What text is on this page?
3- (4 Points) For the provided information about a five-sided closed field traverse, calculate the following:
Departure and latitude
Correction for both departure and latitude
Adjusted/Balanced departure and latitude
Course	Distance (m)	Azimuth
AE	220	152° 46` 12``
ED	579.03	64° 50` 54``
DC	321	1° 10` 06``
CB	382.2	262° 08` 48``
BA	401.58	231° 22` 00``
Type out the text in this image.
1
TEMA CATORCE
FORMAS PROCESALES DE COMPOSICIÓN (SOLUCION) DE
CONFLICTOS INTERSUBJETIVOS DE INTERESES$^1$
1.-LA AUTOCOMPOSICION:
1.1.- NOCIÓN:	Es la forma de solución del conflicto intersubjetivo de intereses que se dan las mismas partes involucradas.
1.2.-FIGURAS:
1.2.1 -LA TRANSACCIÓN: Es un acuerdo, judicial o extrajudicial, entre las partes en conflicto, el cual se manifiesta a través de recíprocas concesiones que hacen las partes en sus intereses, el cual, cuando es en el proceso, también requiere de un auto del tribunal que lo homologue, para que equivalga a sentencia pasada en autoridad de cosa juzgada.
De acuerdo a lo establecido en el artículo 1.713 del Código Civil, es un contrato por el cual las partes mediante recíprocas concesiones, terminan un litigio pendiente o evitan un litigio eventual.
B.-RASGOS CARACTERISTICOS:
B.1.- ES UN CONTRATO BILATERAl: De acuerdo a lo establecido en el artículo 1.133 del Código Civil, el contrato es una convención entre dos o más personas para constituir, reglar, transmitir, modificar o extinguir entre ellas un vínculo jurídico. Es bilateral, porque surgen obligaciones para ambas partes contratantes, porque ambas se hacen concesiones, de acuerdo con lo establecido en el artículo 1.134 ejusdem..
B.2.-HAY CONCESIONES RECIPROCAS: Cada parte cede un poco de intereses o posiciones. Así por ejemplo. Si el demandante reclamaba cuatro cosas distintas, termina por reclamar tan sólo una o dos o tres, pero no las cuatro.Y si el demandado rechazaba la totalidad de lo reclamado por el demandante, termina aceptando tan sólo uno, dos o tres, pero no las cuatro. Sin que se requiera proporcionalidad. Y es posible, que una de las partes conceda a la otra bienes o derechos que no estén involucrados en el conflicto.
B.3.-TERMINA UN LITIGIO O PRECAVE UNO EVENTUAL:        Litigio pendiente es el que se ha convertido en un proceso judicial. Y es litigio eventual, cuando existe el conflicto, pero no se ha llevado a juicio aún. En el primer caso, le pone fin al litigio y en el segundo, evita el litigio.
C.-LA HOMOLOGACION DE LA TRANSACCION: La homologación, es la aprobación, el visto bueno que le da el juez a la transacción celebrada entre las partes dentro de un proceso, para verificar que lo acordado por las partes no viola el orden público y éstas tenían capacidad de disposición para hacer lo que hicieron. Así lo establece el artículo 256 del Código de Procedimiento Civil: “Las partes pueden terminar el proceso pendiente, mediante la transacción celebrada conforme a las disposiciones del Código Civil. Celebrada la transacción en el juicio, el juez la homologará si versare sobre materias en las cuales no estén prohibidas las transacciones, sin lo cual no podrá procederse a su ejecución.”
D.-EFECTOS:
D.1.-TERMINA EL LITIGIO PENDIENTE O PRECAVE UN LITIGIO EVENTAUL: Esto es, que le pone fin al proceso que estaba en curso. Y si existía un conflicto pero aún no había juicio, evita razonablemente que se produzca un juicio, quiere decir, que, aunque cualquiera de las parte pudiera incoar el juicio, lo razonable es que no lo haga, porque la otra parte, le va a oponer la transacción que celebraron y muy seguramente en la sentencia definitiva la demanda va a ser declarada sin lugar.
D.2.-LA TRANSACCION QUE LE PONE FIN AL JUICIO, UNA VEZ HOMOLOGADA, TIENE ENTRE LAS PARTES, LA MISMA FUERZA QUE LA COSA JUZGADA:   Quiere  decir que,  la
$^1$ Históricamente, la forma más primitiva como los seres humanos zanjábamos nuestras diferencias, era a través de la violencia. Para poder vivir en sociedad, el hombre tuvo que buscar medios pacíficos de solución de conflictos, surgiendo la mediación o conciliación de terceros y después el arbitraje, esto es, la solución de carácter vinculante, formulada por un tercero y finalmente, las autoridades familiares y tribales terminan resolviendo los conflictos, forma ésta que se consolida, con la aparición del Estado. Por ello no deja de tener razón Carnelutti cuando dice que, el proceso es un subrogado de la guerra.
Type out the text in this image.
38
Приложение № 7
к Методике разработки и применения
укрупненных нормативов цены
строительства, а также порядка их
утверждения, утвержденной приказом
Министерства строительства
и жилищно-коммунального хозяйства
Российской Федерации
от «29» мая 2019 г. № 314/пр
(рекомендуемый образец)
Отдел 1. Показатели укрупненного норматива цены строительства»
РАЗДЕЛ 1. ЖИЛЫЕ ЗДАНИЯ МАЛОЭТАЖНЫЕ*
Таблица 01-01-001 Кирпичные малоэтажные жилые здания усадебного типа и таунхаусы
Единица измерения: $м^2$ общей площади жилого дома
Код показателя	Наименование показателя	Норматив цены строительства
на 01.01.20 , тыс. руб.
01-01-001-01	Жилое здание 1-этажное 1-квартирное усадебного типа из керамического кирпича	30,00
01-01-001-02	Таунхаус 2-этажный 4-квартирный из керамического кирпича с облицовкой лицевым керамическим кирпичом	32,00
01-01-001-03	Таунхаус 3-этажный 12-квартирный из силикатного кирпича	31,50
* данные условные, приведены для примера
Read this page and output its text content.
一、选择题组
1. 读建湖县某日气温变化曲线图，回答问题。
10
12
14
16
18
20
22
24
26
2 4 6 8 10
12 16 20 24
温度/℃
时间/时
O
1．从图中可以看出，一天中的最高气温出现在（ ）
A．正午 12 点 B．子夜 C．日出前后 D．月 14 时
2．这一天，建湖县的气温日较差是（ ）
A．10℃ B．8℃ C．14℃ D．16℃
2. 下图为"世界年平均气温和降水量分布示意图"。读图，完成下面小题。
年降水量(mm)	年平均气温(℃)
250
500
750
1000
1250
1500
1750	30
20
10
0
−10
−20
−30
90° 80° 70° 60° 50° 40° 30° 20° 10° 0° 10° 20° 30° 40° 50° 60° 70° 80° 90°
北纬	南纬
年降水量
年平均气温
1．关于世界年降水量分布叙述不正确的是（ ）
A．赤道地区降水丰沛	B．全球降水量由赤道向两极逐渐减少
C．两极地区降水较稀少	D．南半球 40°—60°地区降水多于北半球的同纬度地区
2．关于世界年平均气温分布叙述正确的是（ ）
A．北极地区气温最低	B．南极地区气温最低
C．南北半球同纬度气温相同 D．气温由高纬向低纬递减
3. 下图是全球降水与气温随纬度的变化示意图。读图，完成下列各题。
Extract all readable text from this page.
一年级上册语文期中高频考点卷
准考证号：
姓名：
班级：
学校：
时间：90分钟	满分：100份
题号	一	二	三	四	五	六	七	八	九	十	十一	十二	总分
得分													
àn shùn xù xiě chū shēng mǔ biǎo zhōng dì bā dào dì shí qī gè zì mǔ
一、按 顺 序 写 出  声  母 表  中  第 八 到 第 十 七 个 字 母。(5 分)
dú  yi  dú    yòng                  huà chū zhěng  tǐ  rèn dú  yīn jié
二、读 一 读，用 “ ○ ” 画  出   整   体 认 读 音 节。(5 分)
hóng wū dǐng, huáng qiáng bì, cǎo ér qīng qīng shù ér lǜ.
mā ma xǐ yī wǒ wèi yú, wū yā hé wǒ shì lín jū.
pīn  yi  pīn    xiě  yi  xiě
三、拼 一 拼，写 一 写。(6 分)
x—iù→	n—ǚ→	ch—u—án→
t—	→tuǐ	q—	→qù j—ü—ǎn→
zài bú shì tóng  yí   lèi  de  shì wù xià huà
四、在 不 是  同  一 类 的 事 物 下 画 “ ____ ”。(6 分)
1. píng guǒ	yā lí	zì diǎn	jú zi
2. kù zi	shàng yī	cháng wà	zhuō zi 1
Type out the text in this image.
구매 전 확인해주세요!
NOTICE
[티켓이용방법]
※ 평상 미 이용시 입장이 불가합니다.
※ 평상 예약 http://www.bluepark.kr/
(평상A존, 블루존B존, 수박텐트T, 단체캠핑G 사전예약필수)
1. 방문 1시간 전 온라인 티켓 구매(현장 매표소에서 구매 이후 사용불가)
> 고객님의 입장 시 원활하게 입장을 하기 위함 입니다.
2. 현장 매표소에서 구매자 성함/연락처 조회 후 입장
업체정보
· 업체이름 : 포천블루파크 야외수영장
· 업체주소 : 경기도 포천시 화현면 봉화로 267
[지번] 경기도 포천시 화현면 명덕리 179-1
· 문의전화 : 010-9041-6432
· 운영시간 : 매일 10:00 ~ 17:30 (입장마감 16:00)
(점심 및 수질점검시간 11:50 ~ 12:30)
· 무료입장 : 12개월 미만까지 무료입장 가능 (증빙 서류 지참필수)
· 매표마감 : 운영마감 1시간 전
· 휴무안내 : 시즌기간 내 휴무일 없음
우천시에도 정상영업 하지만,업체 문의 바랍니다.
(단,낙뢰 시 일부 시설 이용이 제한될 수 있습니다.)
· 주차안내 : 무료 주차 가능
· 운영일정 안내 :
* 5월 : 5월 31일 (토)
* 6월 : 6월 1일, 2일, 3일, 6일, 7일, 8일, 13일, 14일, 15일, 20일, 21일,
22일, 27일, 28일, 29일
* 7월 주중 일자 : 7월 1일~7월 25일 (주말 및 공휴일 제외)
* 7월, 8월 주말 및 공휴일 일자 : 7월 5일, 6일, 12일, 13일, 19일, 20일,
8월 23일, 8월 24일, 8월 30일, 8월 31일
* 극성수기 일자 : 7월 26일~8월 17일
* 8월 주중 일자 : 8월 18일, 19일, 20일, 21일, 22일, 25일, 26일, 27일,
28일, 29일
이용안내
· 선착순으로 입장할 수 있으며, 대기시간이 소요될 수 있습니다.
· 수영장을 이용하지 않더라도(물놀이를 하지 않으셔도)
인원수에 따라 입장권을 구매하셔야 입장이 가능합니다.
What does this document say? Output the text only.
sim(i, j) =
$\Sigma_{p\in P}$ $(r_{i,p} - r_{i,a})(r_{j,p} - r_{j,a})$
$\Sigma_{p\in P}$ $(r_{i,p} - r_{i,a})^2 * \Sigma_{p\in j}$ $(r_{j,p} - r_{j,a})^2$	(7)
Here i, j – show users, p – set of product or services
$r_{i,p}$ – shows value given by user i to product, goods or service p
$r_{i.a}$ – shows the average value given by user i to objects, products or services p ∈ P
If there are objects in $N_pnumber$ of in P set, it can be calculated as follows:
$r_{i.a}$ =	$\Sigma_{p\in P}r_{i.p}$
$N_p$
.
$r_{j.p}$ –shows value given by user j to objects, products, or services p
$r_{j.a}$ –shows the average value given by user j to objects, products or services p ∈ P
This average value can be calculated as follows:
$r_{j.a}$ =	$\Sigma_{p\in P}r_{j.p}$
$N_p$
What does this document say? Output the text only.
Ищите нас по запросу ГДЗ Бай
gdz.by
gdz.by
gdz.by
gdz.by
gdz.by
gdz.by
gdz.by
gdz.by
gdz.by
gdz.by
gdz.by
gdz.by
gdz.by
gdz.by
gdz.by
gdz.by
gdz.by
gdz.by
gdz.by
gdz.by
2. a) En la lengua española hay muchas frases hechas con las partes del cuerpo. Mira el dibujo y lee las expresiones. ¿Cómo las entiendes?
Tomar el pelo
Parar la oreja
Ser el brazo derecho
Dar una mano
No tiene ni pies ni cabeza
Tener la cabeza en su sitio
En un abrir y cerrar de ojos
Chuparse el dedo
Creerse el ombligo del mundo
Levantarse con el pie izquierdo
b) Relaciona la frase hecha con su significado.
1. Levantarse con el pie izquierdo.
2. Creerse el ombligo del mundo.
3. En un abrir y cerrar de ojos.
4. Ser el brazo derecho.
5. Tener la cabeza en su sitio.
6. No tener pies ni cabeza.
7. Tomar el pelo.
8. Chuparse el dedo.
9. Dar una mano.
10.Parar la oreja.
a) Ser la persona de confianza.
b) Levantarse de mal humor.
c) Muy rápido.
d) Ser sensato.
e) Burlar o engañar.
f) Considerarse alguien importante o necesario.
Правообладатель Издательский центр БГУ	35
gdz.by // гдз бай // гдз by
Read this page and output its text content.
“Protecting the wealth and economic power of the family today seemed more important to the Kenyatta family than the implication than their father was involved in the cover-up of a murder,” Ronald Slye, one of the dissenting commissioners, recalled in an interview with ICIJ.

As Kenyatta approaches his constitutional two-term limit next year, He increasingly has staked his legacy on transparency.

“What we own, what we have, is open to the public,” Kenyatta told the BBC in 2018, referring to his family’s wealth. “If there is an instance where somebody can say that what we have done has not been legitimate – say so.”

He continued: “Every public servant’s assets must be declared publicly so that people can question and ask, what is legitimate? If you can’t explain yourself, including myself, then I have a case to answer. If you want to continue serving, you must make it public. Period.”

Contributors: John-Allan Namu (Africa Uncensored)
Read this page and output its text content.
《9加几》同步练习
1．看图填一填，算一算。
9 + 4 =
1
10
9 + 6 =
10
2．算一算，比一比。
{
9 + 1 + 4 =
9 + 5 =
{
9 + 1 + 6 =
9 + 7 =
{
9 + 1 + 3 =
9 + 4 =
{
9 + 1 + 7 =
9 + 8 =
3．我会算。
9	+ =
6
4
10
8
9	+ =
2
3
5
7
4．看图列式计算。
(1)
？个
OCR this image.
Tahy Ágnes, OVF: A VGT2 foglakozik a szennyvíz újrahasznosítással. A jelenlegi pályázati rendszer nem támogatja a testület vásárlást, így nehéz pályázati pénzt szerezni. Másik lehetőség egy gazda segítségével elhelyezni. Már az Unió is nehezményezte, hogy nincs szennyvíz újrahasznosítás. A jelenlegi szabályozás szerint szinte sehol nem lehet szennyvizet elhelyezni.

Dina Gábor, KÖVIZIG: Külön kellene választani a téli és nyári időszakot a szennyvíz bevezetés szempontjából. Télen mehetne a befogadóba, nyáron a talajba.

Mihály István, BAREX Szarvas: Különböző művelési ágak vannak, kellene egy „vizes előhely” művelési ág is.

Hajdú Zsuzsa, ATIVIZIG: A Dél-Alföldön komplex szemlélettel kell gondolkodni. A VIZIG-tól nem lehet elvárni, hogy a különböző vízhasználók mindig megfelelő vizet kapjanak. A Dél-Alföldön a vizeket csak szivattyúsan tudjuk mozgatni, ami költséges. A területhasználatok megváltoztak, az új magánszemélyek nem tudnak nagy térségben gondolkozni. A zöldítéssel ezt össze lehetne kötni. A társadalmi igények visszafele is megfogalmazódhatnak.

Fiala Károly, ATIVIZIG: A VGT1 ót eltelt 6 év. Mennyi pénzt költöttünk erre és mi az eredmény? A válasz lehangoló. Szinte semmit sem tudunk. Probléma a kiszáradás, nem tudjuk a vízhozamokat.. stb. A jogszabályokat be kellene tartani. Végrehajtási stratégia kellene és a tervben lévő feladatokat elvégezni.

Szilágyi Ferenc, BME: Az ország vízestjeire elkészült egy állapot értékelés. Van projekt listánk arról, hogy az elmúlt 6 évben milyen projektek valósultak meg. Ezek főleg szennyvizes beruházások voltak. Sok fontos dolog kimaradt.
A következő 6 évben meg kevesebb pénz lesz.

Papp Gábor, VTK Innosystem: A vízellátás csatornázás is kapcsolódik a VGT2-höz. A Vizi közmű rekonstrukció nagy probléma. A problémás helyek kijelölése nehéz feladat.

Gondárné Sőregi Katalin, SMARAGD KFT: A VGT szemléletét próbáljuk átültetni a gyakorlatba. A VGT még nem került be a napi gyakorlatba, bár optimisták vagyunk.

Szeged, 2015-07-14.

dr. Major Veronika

◇ ◇ ◇ ◇ ◇ ◇ ◇

__TASK STATEMENT__
Scan the listing above for the word "усадебного" and copy every line that holds it.

__SOLUTION__
Таблица 01-01-001 Кирпичные малоэтажные жилые здания усадебного типа и таунхаусы
01-01-001-01	Жилое здание 1-этажное 1-квартирное усадебного типа из керамического кирпича	30,00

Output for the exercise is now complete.